• Extracted records:

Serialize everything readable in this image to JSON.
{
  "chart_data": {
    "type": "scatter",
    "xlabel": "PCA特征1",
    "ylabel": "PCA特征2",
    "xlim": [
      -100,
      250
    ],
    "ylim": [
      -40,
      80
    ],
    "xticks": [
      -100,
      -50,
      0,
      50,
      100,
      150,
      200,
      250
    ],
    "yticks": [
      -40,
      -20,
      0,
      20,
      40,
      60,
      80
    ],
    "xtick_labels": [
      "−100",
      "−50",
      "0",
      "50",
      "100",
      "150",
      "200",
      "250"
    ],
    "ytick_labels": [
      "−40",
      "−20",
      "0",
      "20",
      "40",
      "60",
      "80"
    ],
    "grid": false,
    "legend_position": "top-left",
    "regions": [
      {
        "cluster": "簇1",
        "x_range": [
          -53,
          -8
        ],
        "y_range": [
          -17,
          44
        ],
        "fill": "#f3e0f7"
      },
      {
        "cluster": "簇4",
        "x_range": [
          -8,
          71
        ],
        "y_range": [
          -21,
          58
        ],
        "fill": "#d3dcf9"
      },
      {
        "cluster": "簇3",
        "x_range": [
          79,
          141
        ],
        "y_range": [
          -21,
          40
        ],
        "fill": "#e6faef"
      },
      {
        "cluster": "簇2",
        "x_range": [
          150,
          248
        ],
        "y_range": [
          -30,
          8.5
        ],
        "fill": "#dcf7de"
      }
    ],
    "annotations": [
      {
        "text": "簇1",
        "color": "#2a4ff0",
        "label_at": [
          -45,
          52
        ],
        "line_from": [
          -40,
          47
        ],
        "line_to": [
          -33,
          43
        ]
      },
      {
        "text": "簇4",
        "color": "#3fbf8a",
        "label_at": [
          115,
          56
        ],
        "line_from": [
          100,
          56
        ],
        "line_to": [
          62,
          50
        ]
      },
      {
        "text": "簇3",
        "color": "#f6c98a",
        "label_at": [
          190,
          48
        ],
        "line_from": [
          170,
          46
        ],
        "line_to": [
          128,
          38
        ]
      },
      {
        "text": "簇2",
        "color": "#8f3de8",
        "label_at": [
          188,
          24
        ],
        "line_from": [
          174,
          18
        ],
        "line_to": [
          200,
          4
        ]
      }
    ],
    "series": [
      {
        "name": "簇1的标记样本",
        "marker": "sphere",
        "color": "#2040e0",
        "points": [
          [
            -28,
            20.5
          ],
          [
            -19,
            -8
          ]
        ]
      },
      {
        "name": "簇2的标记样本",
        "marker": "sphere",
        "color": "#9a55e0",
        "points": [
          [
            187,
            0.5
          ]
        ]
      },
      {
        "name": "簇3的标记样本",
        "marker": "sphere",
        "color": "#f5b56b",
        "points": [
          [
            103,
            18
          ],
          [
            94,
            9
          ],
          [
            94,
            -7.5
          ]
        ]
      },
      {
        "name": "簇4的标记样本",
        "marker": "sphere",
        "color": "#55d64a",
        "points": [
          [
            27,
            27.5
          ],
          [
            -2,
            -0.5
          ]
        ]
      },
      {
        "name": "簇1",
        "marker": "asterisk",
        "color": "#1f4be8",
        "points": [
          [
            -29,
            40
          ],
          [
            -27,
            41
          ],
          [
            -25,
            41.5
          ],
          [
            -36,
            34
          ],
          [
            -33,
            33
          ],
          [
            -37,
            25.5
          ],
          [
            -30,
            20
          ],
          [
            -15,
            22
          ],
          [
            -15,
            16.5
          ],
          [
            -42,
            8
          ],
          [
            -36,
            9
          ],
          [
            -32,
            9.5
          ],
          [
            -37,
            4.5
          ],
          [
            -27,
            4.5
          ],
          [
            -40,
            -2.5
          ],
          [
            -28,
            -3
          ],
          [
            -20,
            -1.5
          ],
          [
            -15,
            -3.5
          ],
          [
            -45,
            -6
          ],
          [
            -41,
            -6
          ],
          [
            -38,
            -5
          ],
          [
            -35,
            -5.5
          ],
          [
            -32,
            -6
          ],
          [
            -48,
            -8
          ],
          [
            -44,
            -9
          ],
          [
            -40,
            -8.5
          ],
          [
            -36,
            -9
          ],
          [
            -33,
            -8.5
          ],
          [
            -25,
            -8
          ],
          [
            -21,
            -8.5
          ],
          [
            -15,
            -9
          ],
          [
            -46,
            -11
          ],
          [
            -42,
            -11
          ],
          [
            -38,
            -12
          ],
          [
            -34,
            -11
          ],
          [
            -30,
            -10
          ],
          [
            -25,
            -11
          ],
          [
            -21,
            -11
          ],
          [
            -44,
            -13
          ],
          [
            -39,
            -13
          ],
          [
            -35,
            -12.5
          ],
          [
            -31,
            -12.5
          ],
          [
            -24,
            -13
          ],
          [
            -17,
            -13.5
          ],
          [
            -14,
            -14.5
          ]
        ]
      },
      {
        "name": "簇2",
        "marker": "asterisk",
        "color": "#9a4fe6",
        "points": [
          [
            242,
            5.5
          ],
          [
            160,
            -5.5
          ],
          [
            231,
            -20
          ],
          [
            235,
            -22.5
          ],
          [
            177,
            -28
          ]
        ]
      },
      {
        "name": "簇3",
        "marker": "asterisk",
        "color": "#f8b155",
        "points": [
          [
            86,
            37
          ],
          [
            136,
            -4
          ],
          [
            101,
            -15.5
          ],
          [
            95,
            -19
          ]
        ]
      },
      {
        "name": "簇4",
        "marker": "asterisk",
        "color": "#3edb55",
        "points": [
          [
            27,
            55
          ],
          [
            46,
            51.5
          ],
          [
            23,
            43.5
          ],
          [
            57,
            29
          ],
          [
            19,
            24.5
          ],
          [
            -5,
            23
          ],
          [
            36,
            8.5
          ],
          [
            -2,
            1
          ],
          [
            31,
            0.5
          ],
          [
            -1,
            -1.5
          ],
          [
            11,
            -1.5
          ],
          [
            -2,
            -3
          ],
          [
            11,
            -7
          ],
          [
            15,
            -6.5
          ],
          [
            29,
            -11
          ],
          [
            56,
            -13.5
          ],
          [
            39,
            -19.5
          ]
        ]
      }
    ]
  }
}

• Short exercise: Select and copy every line of the listing with the word "color".

• Task response:
        "color": "#2a4ff0",
        "color": "#3fbf8a",
        "color": "#f6c98a",
        "color": "#8f3de8",
        "color": "#2040e0",
        "color": "#9a55e0",
        "color": "#f5b56b",
        "color": "#55d64a",
        "color": "#1f4be8",
        "color": "#9a4fe6",
        "color": "#f8b155",
        "color": "#3edb55",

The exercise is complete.